# PROBLEM
Return each line that holds the word "from".

----------------------------------------

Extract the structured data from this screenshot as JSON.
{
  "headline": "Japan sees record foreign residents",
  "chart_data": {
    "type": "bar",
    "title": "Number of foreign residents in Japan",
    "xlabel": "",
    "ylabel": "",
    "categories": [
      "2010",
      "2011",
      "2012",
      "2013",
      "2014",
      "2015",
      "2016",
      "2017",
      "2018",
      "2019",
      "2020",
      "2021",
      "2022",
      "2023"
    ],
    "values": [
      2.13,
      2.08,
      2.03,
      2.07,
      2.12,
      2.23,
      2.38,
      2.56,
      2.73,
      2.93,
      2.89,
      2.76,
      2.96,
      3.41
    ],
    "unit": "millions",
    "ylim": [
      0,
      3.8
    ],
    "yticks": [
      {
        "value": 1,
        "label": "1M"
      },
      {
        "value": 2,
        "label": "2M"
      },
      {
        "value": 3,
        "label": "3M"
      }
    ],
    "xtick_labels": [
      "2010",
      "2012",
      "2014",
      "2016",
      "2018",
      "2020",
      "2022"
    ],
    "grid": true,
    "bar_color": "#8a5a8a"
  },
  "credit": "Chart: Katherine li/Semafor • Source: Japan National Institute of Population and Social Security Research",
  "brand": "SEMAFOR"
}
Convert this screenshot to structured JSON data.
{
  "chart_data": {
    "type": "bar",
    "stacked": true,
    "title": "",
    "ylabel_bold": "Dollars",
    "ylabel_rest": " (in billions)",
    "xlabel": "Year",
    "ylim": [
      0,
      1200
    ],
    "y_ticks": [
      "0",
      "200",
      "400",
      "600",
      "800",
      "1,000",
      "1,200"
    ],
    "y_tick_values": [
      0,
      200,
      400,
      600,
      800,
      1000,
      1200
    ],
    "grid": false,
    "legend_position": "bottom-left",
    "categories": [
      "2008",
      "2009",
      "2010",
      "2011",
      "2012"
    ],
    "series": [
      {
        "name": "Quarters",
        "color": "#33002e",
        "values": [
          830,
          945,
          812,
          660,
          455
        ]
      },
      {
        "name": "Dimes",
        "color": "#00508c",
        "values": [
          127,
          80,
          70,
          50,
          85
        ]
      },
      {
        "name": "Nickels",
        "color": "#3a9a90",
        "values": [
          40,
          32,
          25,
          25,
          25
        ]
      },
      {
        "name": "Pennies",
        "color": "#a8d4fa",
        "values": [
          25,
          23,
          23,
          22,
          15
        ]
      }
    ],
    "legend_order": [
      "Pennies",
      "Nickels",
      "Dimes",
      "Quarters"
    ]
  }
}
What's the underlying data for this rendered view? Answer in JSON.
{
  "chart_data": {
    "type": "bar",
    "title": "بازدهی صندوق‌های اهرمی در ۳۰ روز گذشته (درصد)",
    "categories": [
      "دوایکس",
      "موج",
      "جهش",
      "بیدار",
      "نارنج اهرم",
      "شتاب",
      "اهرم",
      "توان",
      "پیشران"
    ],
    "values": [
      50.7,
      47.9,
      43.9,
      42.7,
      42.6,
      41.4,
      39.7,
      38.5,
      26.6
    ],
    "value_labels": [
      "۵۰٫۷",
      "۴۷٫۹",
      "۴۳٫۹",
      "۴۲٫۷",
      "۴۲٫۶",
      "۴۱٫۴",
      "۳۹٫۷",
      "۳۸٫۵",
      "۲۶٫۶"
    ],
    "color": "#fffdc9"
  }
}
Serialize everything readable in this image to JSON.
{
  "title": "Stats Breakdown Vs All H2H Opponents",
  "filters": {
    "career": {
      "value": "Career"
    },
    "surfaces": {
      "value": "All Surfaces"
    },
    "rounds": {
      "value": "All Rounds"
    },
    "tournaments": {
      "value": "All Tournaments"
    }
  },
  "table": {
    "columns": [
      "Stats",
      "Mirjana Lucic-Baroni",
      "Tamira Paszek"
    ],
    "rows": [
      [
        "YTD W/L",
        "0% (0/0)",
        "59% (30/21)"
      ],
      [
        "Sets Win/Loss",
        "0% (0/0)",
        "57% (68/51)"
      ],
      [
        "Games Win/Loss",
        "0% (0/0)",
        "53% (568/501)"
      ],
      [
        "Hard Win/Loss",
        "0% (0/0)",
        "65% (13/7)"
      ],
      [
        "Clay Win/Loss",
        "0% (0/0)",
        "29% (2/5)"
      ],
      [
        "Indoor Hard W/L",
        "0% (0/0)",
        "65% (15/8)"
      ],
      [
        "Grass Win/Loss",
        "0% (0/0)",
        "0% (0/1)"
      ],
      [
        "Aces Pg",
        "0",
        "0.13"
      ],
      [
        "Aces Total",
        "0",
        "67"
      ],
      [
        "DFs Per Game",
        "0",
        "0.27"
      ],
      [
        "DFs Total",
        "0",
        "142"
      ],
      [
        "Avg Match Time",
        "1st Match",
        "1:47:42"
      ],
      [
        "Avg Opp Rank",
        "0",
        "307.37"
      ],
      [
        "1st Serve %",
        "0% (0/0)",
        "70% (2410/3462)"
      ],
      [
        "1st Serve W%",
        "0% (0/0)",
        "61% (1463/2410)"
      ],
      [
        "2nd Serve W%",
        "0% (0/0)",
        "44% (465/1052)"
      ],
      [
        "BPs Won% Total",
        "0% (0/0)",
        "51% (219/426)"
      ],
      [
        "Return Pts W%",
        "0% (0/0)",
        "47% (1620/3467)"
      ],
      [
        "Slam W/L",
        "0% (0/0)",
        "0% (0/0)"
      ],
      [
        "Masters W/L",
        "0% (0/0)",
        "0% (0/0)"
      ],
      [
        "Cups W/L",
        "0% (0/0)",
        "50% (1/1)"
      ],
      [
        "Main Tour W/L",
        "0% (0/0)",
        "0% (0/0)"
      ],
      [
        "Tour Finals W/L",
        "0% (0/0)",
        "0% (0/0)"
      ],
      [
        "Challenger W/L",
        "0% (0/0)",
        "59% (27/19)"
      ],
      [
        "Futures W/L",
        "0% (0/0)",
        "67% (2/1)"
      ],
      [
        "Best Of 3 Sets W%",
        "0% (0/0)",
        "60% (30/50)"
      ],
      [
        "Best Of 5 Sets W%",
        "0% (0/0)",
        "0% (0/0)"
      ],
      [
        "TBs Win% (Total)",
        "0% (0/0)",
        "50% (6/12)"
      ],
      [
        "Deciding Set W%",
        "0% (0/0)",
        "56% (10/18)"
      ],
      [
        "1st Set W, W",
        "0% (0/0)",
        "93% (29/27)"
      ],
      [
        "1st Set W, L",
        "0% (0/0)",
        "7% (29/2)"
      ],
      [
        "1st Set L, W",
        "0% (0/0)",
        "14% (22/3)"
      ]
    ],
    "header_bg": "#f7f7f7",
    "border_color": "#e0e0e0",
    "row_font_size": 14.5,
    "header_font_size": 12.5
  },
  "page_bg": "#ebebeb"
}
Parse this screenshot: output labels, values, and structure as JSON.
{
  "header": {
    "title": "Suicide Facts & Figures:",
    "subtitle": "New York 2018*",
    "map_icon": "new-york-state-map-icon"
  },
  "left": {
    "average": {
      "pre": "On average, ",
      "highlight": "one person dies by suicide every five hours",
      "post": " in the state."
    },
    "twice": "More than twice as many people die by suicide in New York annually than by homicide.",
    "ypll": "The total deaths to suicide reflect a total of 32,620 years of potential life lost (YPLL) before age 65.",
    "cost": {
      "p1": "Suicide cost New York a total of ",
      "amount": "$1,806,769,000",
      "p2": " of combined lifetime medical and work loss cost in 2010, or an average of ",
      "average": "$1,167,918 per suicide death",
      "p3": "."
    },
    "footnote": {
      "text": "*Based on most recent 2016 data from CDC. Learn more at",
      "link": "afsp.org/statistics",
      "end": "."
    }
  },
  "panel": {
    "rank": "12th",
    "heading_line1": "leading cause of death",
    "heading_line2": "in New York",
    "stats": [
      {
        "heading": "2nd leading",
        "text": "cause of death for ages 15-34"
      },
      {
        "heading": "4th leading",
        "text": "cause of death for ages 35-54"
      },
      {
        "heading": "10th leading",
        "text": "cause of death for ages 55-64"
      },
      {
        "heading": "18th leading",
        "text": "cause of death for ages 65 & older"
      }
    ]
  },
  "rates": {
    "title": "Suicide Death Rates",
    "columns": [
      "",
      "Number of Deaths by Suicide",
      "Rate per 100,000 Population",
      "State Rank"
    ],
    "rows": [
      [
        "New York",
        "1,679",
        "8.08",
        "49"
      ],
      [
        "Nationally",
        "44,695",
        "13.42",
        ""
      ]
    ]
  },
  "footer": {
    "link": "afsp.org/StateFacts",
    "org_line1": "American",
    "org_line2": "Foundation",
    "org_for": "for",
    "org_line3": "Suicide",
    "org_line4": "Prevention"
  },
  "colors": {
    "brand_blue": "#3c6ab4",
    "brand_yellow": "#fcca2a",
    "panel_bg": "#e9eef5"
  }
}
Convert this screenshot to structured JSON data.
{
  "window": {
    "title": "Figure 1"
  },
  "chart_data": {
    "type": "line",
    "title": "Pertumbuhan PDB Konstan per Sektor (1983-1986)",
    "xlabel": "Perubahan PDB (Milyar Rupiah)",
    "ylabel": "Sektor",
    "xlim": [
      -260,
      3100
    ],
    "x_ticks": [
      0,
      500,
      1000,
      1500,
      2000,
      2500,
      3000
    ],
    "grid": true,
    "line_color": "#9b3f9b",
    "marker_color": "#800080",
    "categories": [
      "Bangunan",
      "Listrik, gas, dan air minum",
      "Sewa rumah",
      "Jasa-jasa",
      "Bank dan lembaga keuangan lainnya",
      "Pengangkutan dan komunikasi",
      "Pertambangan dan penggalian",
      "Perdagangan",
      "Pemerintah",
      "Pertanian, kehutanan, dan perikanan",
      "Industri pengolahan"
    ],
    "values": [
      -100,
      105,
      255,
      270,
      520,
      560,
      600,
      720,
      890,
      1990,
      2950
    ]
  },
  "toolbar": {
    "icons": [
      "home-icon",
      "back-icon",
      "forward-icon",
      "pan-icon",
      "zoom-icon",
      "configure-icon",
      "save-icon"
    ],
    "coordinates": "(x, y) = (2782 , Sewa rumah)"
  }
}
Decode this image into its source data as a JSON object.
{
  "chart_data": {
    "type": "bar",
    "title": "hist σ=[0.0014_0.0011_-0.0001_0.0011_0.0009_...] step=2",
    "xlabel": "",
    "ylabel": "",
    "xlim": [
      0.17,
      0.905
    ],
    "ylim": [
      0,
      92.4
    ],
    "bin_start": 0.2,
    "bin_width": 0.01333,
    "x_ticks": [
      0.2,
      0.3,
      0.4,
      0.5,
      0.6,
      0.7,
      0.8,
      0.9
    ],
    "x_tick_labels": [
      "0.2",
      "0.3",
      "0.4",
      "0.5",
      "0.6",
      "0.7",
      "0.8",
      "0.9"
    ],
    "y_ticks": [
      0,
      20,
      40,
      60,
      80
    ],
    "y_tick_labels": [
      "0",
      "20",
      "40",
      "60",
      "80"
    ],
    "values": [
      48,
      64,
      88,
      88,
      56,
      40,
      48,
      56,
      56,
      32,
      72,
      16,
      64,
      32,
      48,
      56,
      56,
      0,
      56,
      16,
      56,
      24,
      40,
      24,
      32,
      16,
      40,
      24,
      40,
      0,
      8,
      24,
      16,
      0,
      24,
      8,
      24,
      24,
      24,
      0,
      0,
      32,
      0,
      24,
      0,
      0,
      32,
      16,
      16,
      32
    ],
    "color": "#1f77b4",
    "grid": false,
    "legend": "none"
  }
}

----------------------------------------

# WORKED SOLUTION
Extract the structured data from this screenshot as JSON.
      "text": "*Based on most recent 2016 data from CDC. Learn more at",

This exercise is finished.